- What is needed
Exactly as written, please set down all of the entries again, with no pictures.

[Records from a data collection]
____________________

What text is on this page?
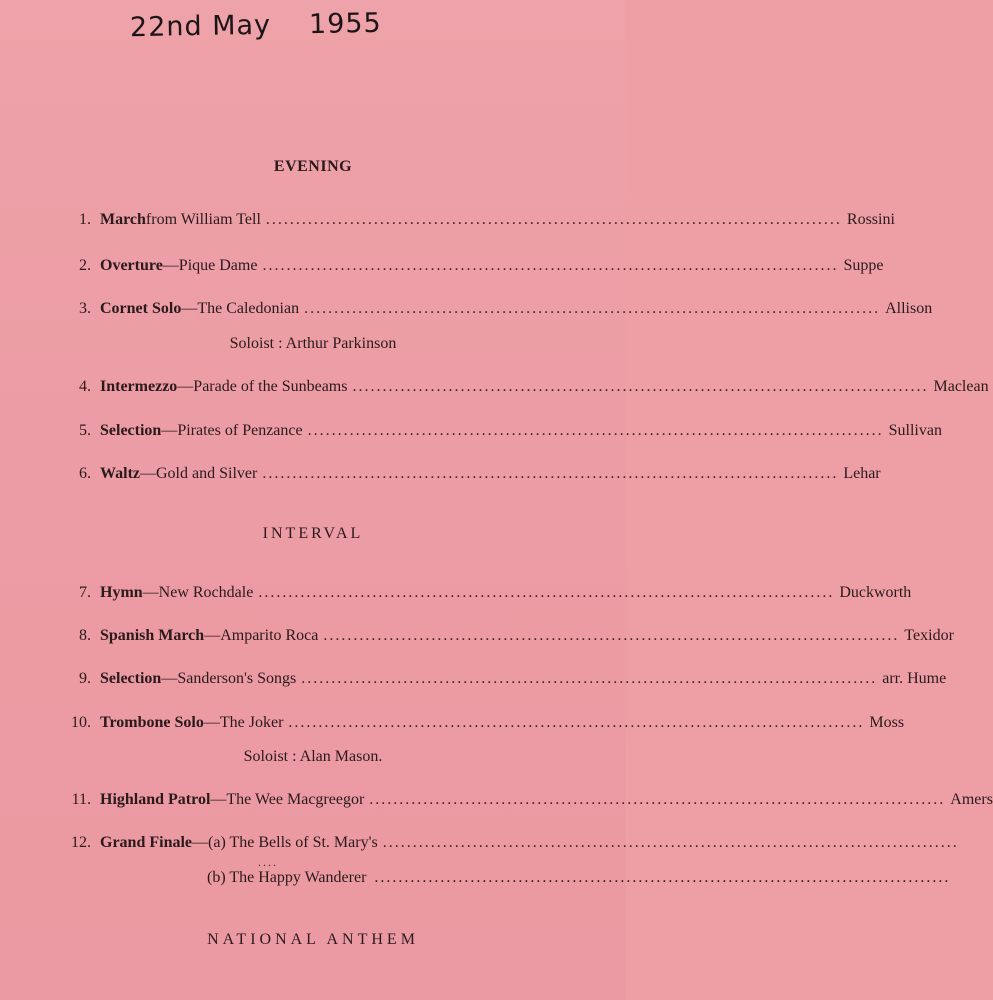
22nd May 1955
EVENING
1. March from William Tell ................................................................................................ Rossini
2. Overture —Pique Dame ................................................................................................ Suppe
3. Cornet Solo —The Caledonian ................................................................................................ Allison
Soloist : Arthur Parkinson
4. Intermezzo —Parade of the Sunbeams ................................................................................................ Maclean
5. Selection —Pirates of Penzance ................................................................................................ Sullivan
6. Waltz —Gold and Silver ................................................................................................ Lehar
INTERVAL
7. Hymn —New Rochdale ................................................................................................ Duckworth
8. Spanish March —Amparito Roca ................................................................................................ Texidor
9. Selection —Sanderson's Songs ................................................................................................ arr. Hume
10. Trombone Solo —The Joker ................................................................................................ Moss
Soloist : Alan Mason.
11. Highland Patrol —The Wee Macgreegor ................................................................................................ Amers
12. Grand Finale —(a) The Bells of St. Mary's ................................................................................................
....
(b) The Happy Wanderer ................................................................................................
NATIONAL ANTHEM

____________________

- Exercise output
What text is on this page?
22nd May 1955
EVENING
1. March from William Tell ................................................................................................ Rossini
2. Overture —Pique Dame ................................................................................................ Suppe
3. Cornet Solo —The Caledonian ................................................................................................ Allison
Soloist : Arthur Parkinson
4. Intermezzo —Parade of the Sunbeams ................................................................................................ Maclean
5. Selection —Pirates of Penzance ................................................................................................ Sullivan
6. Waltz —Gold and Silver ................................................................................................ Lehar
INTERVAL
7. Hymn —New Rochdale ................................................................................................ Duckworth
8. Spanish March —Amparito Roca ................................................................................................ Texidor
9. Selection —Sanderson's Songs ................................................................................................ arr. Hume
10. Trombone Solo —The Joker ................................................................................................ Moss
Soloist : Alan Mason.
11. Highland Patrol —The Wee Macgreegor ................................................................................................ Amers
12. Grand Finale —(a) The Bells of St. Mary's ................................................................................................
....
(b) The Happy Wanderer ................................................................................................
NATIONAL ANTHEM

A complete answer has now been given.